----- Record list -----

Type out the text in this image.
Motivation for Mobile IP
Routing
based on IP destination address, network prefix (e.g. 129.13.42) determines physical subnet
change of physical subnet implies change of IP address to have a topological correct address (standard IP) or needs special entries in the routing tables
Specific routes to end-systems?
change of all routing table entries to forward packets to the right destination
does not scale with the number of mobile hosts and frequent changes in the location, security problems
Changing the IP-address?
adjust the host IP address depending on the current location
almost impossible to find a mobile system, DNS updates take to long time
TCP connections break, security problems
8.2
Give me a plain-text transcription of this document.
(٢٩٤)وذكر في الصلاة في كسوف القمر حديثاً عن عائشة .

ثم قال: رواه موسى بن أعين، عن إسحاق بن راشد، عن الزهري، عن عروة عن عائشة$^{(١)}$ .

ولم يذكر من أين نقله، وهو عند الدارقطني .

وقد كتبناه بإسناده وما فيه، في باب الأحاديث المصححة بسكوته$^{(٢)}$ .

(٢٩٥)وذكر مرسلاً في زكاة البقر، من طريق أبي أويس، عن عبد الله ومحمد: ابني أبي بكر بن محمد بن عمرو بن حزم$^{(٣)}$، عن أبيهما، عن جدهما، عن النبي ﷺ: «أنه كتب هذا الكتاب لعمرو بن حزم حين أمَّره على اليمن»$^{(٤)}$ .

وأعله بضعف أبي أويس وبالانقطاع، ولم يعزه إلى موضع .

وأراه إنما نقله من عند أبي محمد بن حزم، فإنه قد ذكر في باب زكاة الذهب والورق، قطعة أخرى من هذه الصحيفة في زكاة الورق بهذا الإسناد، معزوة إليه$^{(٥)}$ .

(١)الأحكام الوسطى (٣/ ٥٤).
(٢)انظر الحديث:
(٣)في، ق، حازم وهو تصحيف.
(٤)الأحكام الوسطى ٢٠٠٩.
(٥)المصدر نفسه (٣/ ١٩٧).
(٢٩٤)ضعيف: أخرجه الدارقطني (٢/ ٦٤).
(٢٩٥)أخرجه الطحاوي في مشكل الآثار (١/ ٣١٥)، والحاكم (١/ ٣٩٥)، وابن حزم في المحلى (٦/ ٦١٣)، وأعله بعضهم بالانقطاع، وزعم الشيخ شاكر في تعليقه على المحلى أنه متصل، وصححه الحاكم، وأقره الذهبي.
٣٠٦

-----

→ What the task asks: Copy out all lines where the word "destination" appears.

→ Task answer:
based on IP destination address, network prefix (e.g. 129.13.42) determines physical subnet
change of all routing table entries to forward packets to the right destination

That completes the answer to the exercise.